__What is required__: Could you output the lines of the records below unchanged, from the line with "cell-second: 范琳 bbox=[163, 2520, 412, 2534]" to the line with "table-row bbox=[0, 993, 412, 1007]", including both of those lines and nothing else?

__Raw data__:
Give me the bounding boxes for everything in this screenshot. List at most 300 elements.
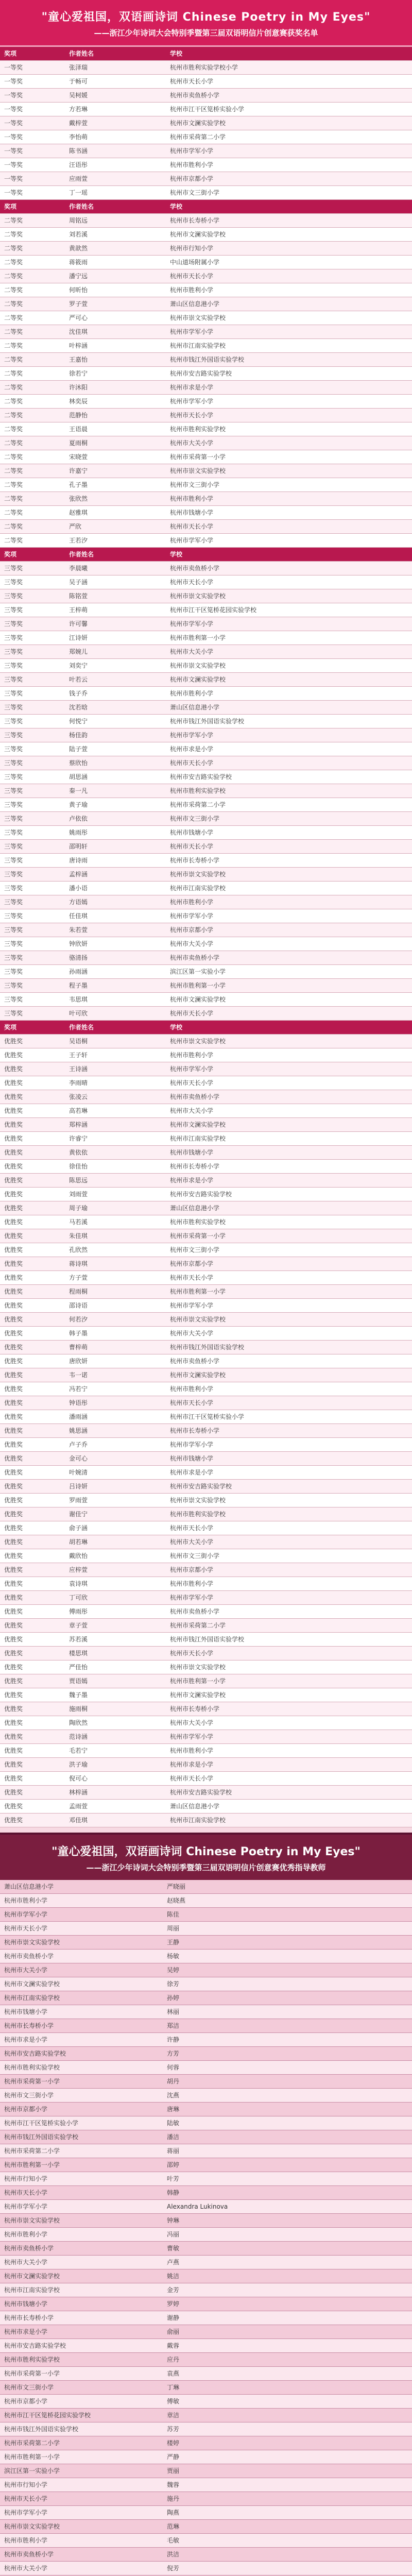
cell-second: 范琳 bbox=[163, 2520, 412, 2534]
cell-award: 三等奖 bbox=[0, 756, 65, 770]
cell-name: 骆清扬 bbox=[65, 951, 166, 965]
table-row bbox=[0, 1800, 412, 1814]
cell-award: 二等奖 bbox=[0, 353, 65, 367]
cell-school: 杭州市卖鱼桥小学 bbox=[166, 89, 412, 103]
cell-name: 方若琳 bbox=[65, 103, 166, 116]
banner-awards bbox=[0, 0, 412, 47]
table-row bbox=[0, 993, 412, 1007]
cell-school: 杭州市崇文实验学校 bbox=[166, 464, 412, 478]
cell-first: 杭州市胜利小学 bbox=[0, 2534, 163, 2548]
cell-school: 杭州市长寿桥小学 bbox=[166, 1424, 412, 1438]
table-row bbox=[0, 631, 412, 645]
cell-name: 韦思琪 bbox=[65, 993, 166, 1007]
cell-award: 优胜奖 bbox=[0, 1104, 65, 1118]
cell-name: 姚思涵 bbox=[65, 1424, 166, 1438]
cell-name: 章子萱 bbox=[65, 1619, 166, 1633]
cell-name: 方语嫣 bbox=[65, 895, 166, 909]
cell-first: 杭州市采荷第二小学 bbox=[0, 2144, 163, 2158]
cell-award: 优胜奖 bbox=[0, 1535, 65, 1549]
cell-award: 三等奖 bbox=[0, 882, 65, 895]
cell-award: 三等奖 bbox=[0, 798, 65, 812]
table-row bbox=[0, 172, 412, 186]
cell-name: 方子萱 bbox=[65, 1271, 166, 1285]
banner-subtitle: ——浙江少年诗词大会特别季暨第三届双语明信片创意赛优秀指导教师 bbox=[86, 1863, 326, 1872]
cell-award: 优胜奖 bbox=[0, 1494, 65, 1507]
cell-school: 杭州市钱江外国语实验学校 bbox=[166, 353, 412, 367]
cell-school: 杭州市大关小学 bbox=[166, 436, 412, 450]
cell-name: 傅雨彤 bbox=[65, 1605, 166, 1619]
cell-second: 谢静 bbox=[163, 2311, 412, 2325]
cell-name: 江诗妍 bbox=[65, 631, 166, 645]
cell-award: 二等奖 bbox=[0, 214, 65, 228]
table-row bbox=[0, 909, 412, 923]
cell-name: 蒋筱雨 bbox=[65, 256, 166, 269]
cell-award: 优胜奖 bbox=[0, 1160, 65, 1174]
cell-name: 洪子瑜 bbox=[65, 1758, 166, 1772]
table-row bbox=[0, 1410, 412, 1424]
cell-award: 三等奖 bbox=[0, 826, 65, 840]
cell-school: 杭州市求是小学 bbox=[166, 1758, 412, 1772]
cell-second: 严静 bbox=[163, 2450, 412, 2464]
cell-award: 优胜奖 bbox=[0, 1619, 65, 1633]
cell-award: 优胜奖 bbox=[0, 1299, 65, 1313]
cell-award: 二等奖 bbox=[0, 339, 65, 353]
cell-award: 优胜奖 bbox=[0, 1048, 65, 1062]
cell-school: 杭州市文澜实验学校 bbox=[166, 993, 412, 1007]
cell-second: 蒋丽 bbox=[163, 2144, 412, 2158]
cell-name: 孙雨涵 bbox=[65, 965, 166, 979]
cell-second: 卢燕 bbox=[163, 2256, 412, 2269]
cell-school: 杭州市胜利第一小学 bbox=[166, 631, 412, 645]
table-row bbox=[0, 1048, 412, 1062]
table-row bbox=[0, 409, 412, 422]
cell-school: 杭州市大关小学 bbox=[166, 1104, 412, 1118]
cell-award: 二等奖 bbox=[0, 450, 65, 464]
cell-first: 滨江区第一实验小学 bbox=[0, 2464, 163, 2478]
cell-school: 杭州市采荷第二小学 bbox=[166, 798, 412, 812]
table-row bbox=[0, 2200, 412, 2214]
cell-name: 谢佳宁 bbox=[65, 1507, 166, 1521]
cell-first: 杭州市钱塘小学 bbox=[0, 2297, 163, 2311]
table-row bbox=[0, 2089, 412, 2103]
cell-first: 杭州市采荷第二小学 bbox=[0, 2436, 163, 2450]
teachers-table bbox=[0, 1880, 412, 2576]
table-row bbox=[0, 2562, 412, 2575]
cell-award: 优胜奖 bbox=[0, 1577, 65, 1591]
cell-name: 何若汐 bbox=[65, 1313, 166, 1327]
table-row bbox=[0, 1354, 412, 1368]
header-school: 学校 bbox=[166, 200, 412, 214]
table-row bbox=[0, 645, 412, 659]
excellence-prize-table bbox=[0, 1021, 412, 1827]
cell-name: 毛若宁 bbox=[65, 1744, 166, 1758]
cell-award: 三等奖 bbox=[0, 812, 65, 826]
cell-school: 杭州市天长小学 bbox=[166, 1772, 412, 1786]
table-row bbox=[0, 464, 412, 478]
cell-school: 杭州市文澜实验学校 bbox=[166, 116, 412, 130]
cell-name: 程子墨 bbox=[65, 979, 166, 993]
cell-name: 丁可欣 bbox=[65, 1591, 166, 1605]
cell-first: 杭州市采荷第一小学 bbox=[0, 2075, 163, 2089]
cell-school: 杭州市学军小学 bbox=[166, 1591, 412, 1605]
table-row bbox=[0, 1908, 412, 1922]
cell-award: 三等奖 bbox=[0, 840, 65, 854]
table-row bbox=[0, 2228, 412, 2242]
cell-name: 李怡萌 bbox=[65, 130, 166, 144]
cell-award: 一等奖 bbox=[0, 103, 65, 116]
cell-school: 杭州市学军小学 bbox=[166, 617, 412, 631]
cell-school: 杭州市文澜实验学校 bbox=[166, 1368, 412, 1382]
table-row bbox=[0, 89, 412, 103]
cell-award: 三等奖 bbox=[0, 603, 65, 617]
cell-name: 王嘉怡 bbox=[65, 353, 166, 367]
table-row bbox=[0, 2506, 412, 2520]
cell-name: 何昕怡 bbox=[65, 283, 166, 297]
cell-school: 杭州市江南实验学校 bbox=[166, 1132, 412, 1146]
table-row bbox=[0, 1772, 412, 1786]
cell-school: 杭州市天长小学 bbox=[166, 1521, 412, 1535]
cell-name: 陈铭萱 bbox=[65, 589, 166, 603]
cell-name: 丁一瑶 bbox=[65, 186, 166, 200]
cell-school: 杭州市安吉路实验学校 bbox=[166, 1188, 412, 1201]
cell-first: 杭州市京都小学 bbox=[0, 2103, 163, 2116]
cell-name: 秦一凡 bbox=[65, 784, 166, 798]
cell-school: 杭州市采荷第二小学 bbox=[166, 1619, 412, 1633]
cell-school: 杭州市文澜实验学校 bbox=[166, 673, 412, 687]
cell-school: 杭州市崇文实验学校 bbox=[166, 1035, 412, 1048]
table-row bbox=[0, 450, 412, 464]
table-row bbox=[0, 1507, 412, 1521]
cell-name: 潘雨涵 bbox=[65, 1410, 166, 1424]
cell-award: 一等奖 bbox=[0, 61, 65, 75]
table-row bbox=[0, 339, 412, 353]
cell-school: 杭州市长寿桥小学 bbox=[166, 1702, 412, 1716]
cell-award: 优胜奖 bbox=[0, 1563, 65, 1577]
cell-award: 二等奖 bbox=[0, 256, 65, 269]
cell-school: 杭州市天长小学 bbox=[166, 1647, 412, 1660]
table-row bbox=[0, 701, 412, 715]
table-row bbox=[0, 2422, 412, 2436]
table-row bbox=[0, 1619, 412, 1633]
table-row bbox=[0, 2464, 412, 2478]
cell-school: 滨江区第一实验小学 bbox=[166, 965, 412, 979]
cell-award: 优胜奖 bbox=[0, 1132, 65, 1146]
cell-award: 二等奖 bbox=[0, 492, 65, 506]
cell-school: 杭州市京都小学 bbox=[166, 1257, 412, 1271]
cell-name: 楼思琪 bbox=[65, 1647, 166, 1660]
cell-award: 二等奖 bbox=[0, 269, 65, 283]
cell-first: 杭州市安吉路实验学校 bbox=[0, 2047, 163, 2061]
table-row bbox=[0, 2381, 412, 2395]
cell-award: 优胜奖 bbox=[0, 1215, 65, 1229]
cell-school: 杭州市文澜实验学校 bbox=[166, 1118, 412, 1132]
table-row bbox=[0, 1341, 412, 1354]
cell-name: 朱若萱 bbox=[65, 923, 166, 937]
cell-name: 钟欣妍 bbox=[65, 937, 166, 951]
table-row bbox=[0, 1229, 412, 1243]
table-row bbox=[0, 1327, 412, 1341]
cell-award: 三等奖 bbox=[0, 575, 65, 589]
cell-school: 杭州市学军小学 bbox=[166, 909, 412, 923]
cell-school: 中山道场附属小学 bbox=[166, 256, 412, 269]
cell-second: 吴婷 bbox=[163, 1963, 412, 1977]
table-row bbox=[0, 1313, 412, 1327]
cell-school: 杭州市文澜实验学校 bbox=[166, 228, 412, 242]
cell-name: 沈若晗 bbox=[65, 701, 166, 715]
cell-first: 杭州市求是小学 bbox=[0, 2325, 163, 2339]
cell-school: 杭州市采荷第二小学 bbox=[166, 130, 412, 144]
cell-school: 杭州市学军小学 bbox=[166, 1730, 412, 1744]
cell-school: 杭州市胜利小学 bbox=[166, 895, 412, 909]
cell-award: 一等奖 bbox=[0, 158, 65, 172]
cell-award: 三等奖 bbox=[0, 659, 65, 673]
cell-name: 孔子墨 bbox=[65, 478, 166, 492]
cell-award: 优胜奖 bbox=[0, 1146, 65, 1160]
cell-second: 俞丽 bbox=[163, 2325, 412, 2339]
cell-award: 优胜奖 bbox=[0, 1786, 65, 1800]
cell-second: 叶芳 bbox=[163, 2172, 412, 2186]
table-row bbox=[0, 687, 412, 701]
cell-award: 二等奖 bbox=[0, 534, 65, 548]
table-row bbox=[0, 2409, 412, 2422]
cell-second: 倪芳 bbox=[163, 2562, 412, 2575]
cell-name: 刘雨萱 bbox=[65, 1188, 166, 1201]
cell-award: 三等奖 bbox=[0, 923, 65, 937]
cell-name: 叶梓涵 bbox=[65, 339, 166, 353]
cell-name: 施雨桐 bbox=[65, 1702, 166, 1716]
table-row bbox=[0, 395, 412, 409]
cell-school: 杭州市学军小学 bbox=[166, 395, 412, 409]
cell-award: 优胜奖 bbox=[0, 1368, 65, 1382]
cell-second: 严晓丽 bbox=[163, 1880, 412, 1894]
cell-name: 戴梓萱 bbox=[65, 116, 166, 130]
banner-title: "童心爱祖国，双语画诗词 Chinese Poetry in My Eyes" bbox=[41, 11, 371, 24]
table-row bbox=[0, 2520, 412, 2534]
cell-school: 杭州市天长小学 bbox=[166, 1076, 412, 1090]
cell-school: 杭州市江干区笕桥实验小学 bbox=[166, 103, 412, 116]
cell-school: 杭州市钱塘小学 bbox=[166, 1452, 412, 1466]
table-row bbox=[0, 1396, 412, 1410]
cell-name: 宋晓萱 bbox=[65, 450, 166, 464]
cell-award: 优胜奖 bbox=[0, 1633, 65, 1647]
cell-first: 杭州市江干区笕桥实验小学 bbox=[0, 2116, 163, 2130]
cell-award: 三等奖 bbox=[0, 895, 65, 909]
cell-second: 洪洁 bbox=[163, 2548, 412, 2562]
cell-award: 优胜奖 bbox=[0, 1035, 65, 1048]
cell-second: 周丽 bbox=[163, 1922, 412, 1936]
table-row bbox=[0, 2256, 412, 2269]
table-row bbox=[0, 2297, 412, 2311]
cell-name: 刘奕宁 bbox=[65, 659, 166, 673]
cell-name: 苏若溪 bbox=[65, 1633, 166, 1647]
table-row bbox=[0, 2186, 412, 2200]
cell-school: 杭州市钱江外国语实验学校 bbox=[166, 1341, 412, 1354]
header-award: 奖项 bbox=[0, 47, 65, 61]
table-row bbox=[0, 1605, 412, 1619]
cell-second: 何蓉 bbox=[163, 2061, 412, 2075]
cell-award: 优胜奖 bbox=[0, 1549, 65, 1563]
cell-name: 沈佳琪 bbox=[65, 325, 166, 339]
cell-award: 优胜奖 bbox=[0, 1118, 65, 1132]
table-row bbox=[0, 2158, 412, 2172]
cell-name: 马若溪 bbox=[65, 1215, 166, 1229]
cell-school: 杭州市天长小学 bbox=[166, 840, 412, 854]
table-row bbox=[0, 1963, 412, 1977]
cell-name: 赵雅琪 bbox=[65, 506, 166, 520]
table-row bbox=[0, 1591, 412, 1605]
cell-school: 杭州市钱江外国语实验学校 bbox=[166, 1633, 412, 1647]
cell-award: 优胜奖 bbox=[0, 1772, 65, 1786]
table-row bbox=[0, 812, 412, 826]
cell-school: 杭州市大关小学 bbox=[166, 1327, 412, 1341]
cell-school: 杭州市胜利小学 bbox=[166, 158, 412, 172]
cell-name: 周子瑜 bbox=[65, 1201, 166, 1215]
cell-name: 陶欣然 bbox=[65, 1716, 166, 1730]
cell-first: 杭州市崇文实验学校 bbox=[0, 2214, 163, 2228]
cell-school: 杭州市崇文实验学校 bbox=[166, 311, 412, 325]
cell-first: 杭州市文三街小学 bbox=[0, 2381, 163, 2395]
table-row bbox=[0, 158, 412, 172]
cell-school: 杭州市学军小学 bbox=[166, 1299, 412, 1313]
cell-award: 一等奖 bbox=[0, 186, 65, 200]
table-row bbox=[0, 1494, 412, 1507]
cell-name: 何悦宁 bbox=[65, 715, 166, 728]
cell-name: 叶可欣 bbox=[65, 1007, 166, 1021]
header-name: 作者姓名 bbox=[65, 1021, 166, 1035]
table-row bbox=[0, 1062, 412, 1076]
cell-school: 杭州市求是小学 bbox=[166, 381, 412, 395]
table-row bbox=[0, 130, 412, 144]
cell-second: 罗婷 bbox=[163, 2297, 412, 2311]
cell-school: 杭州市崇文实验学校 bbox=[166, 659, 412, 673]
cell-school: 杭州市胜利实验学校 bbox=[166, 784, 412, 798]
cell-name: 韩子墨 bbox=[65, 1327, 166, 1341]
cell-school: 杭州市胜利小学 bbox=[166, 492, 412, 506]
cell-award: 三等奖 bbox=[0, 687, 65, 701]
cell-award: 三等奖 bbox=[0, 617, 65, 631]
cell-award: 二等奖 bbox=[0, 436, 65, 450]
cell-name: 俞子涵 bbox=[65, 1521, 166, 1535]
table-row bbox=[0, 1007, 412, 1021]
cell-school: 杭州市文三街小学 bbox=[166, 812, 412, 826]
cell-award: 三等奖 bbox=[0, 937, 65, 951]
cell-second: 姚洁 bbox=[163, 2269, 412, 2283]
table-row bbox=[0, 1702, 412, 1716]
cell-name: 戴欣怡 bbox=[65, 1549, 166, 1563]
cell-second: 毛敏 bbox=[163, 2534, 412, 2548]
cell-award: 三等奖 bbox=[0, 784, 65, 798]
table-row bbox=[0, 2478, 412, 2492]
table-row bbox=[0, 937, 412, 951]
cell-award: 优胜奖 bbox=[0, 1702, 65, 1716]
cell-second: 袁燕 bbox=[163, 2367, 412, 2381]
cell-school: 杭州市钱塘小学 bbox=[166, 506, 412, 520]
table-row bbox=[0, 1243, 412, 1257]
cell-school: 杭州市胜利第一小学 bbox=[166, 1674, 412, 1688]
header-award: 奖项 bbox=[0, 1021, 65, 1035]
cell-first: 杭州市天长小学 bbox=[0, 2492, 163, 2506]
table-row bbox=[0, 728, 412, 742]
cell-award: 优胜奖 bbox=[0, 1647, 65, 1660]
table-row bbox=[0, 1160, 412, 1174]
cell-award: 优胜奖 bbox=[0, 1090, 65, 1104]
cell-second: 贾丽 bbox=[163, 2464, 412, 2478]
cell-award: 优胜奖 bbox=[0, 1257, 65, 1271]
cell-school: 杭州市钱江外国语实验学校 bbox=[166, 715, 412, 728]
table-row bbox=[0, 1076, 412, 1090]
cell-second: 陆敏 bbox=[163, 2116, 412, 2130]
cell-school: 杭州市天长小学 bbox=[166, 75, 412, 89]
table-row bbox=[0, 492, 412, 506]
cell-name: 林奕辰 bbox=[65, 395, 166, 409]
table-row bbox=[0, 1950, 412, 1963]
cell-name: 严佳怡 bbox=[65, 1660, 166, 1674]
table-row bbox=[0, 478, 412, 492]
cell-school: 杭州市采荷第一小学 bbox=[166, 1229, 412, 1243]
table-row bbox=[0, 589, 412, 603]
cell-award: 优胜奖 bbox=[0, 1716, 65, 1730]
cell-name: 郑婉儿 bbox=[65, 645, 166, 659]
cell-school: 杭州市文澜实验学校 bbox=[166, 1688, 412, 1702]
cell-award: 一等奖 bbox=[0, 144, 65, 158]
cell-award: 优胜奖 bbox=[0, 1660, 65, 1674]
header-name: 作者姓名 bbox=[65, 200, 166, 214]
table-row bbox=[0, 965, 412, 979]
cell-school: 杭州市江南实验学校 bbox=[166, 882, 412, 895]
cell-name: 徐佳怡 bbox=[65, 1160, 166, 1174]
table-row bbox=[0, 1104, 412, 1118]
second-prize-table bbox=[0, 200, 412, 548]
header-school: 学校 bbox=[166, 548, 412, 562]
cell-first: 杭州市钱江外国语实验学校 bbox=[0, 2422, 163, 2436]
cell-award: 三等奖 bbox=[0, 770, 65, 784]
cell-award: 优胜奖 bbox=[0, 1744, 65, 1758]
cell-second: 苏芳 bbox=[163, 2422, 412, 2436]
cell-award: 优胜奖 bbox=[0, 1674, 65, 1688]
cell-award: 优胜奖 bbox=[0, 1591, 65, 1605]
cell-school: 萧山区信息港小学 bbox=[166, 1201, 412, 1215]
cell-school: 杭州市学军小学 bbox=[166, 534, 412, 548]
banner-title: "童心爱祖国，双语画诗词 Chinese Poetry in My Eyes" bbox=[52, 1845, 360, 1858]
banner-subtitle: ——浙江少年诗词大会特别季暨第三届双语明信片创意赛获奖名单 bbox=[94, 28, 318, 38]
cell-award: 优胜奖 bbox=[0, 1452, 65, 1466]
cell-name: 倪可心 bbox=[65, 1772, 166, 1786]
cell-name: 罗雨萱 bbox=[65, 1494, 166, 1507]
cell-name: 许嘉宁 bbox=[65, 464, 166, 478]
cell-second: Alexandra Lukinova bbox=[163, 2200, 412, 2214]
cell-award: 二等奖 bbox=[0, 478, 65, 492]
cell-first: 杭州市钱塘小学 bbox=[0, 2005, 163, 2019]
cell-award: 优胜奖 bbox=[0, 1382, 65, 1396]
table-row bbox=[0, 1535, 412, 1549]
cell-award: 优胜奖 bbox=[0, 1174, 65, 1188]
cell-second: 施丹 bbox=[163, 2492, 412, 2506]
cell-award: 一等奖 bbox=[0, 89, 65, 103]
cell-name: 吴语桐 bbox=[65, 1035, 166, 1048]
cell-award: 二等奖 bbox=[0, 311, 65, 325]
cell-school: 杭州市大关小学 bbox=[166, 645, 412, 659]
table-row bbox=[0, 1977, 412, 1991]
cell-second: 丁琳 bbox=[163, 2381, 412, 2395]
table-row bbox=[0, 520, 412, 534]
table-row bbox=[0, 2339, 412, 2353]
cell-name: 陆子萱 bbox=[65, 742, 166, 756]
cell-award: 优胜奖 bbox=[0, 1271, 65, 1285]
cell-school: 杭州市求是小学 bbox=[166, 1174, 412, 1188]
table-row bbox=[0, 770, 412, 784]
cell-school: 杭州市京都小学 bbox=[166, 1563, 412, 1577]
cell-name: 许可馨 bbox=[65, 617, 166, 631]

__Final result__:
cell-second: 范琳 bbox=[163, 2520, 412, 2534]
cell-award: 三等奖 bbox=[0, 756, 65, 770]
cell-name: 骆清扬 bbox=[65, 951, 166, 965]
table-row bbox=[0, 1800, 412, 1814]
cell-award: 二等奖 bbox=[0, 353, 65, 367]
cell-school: 杭州市卖鱼桥小学 bbox=[166, 89, 412, 103]
cell-name: 方若琳 bbox=[65, 103, 166, 116]
banner-awards bbox=[0, 0, 412, 47]
table-row bbox=[0, 993, 412, 1007]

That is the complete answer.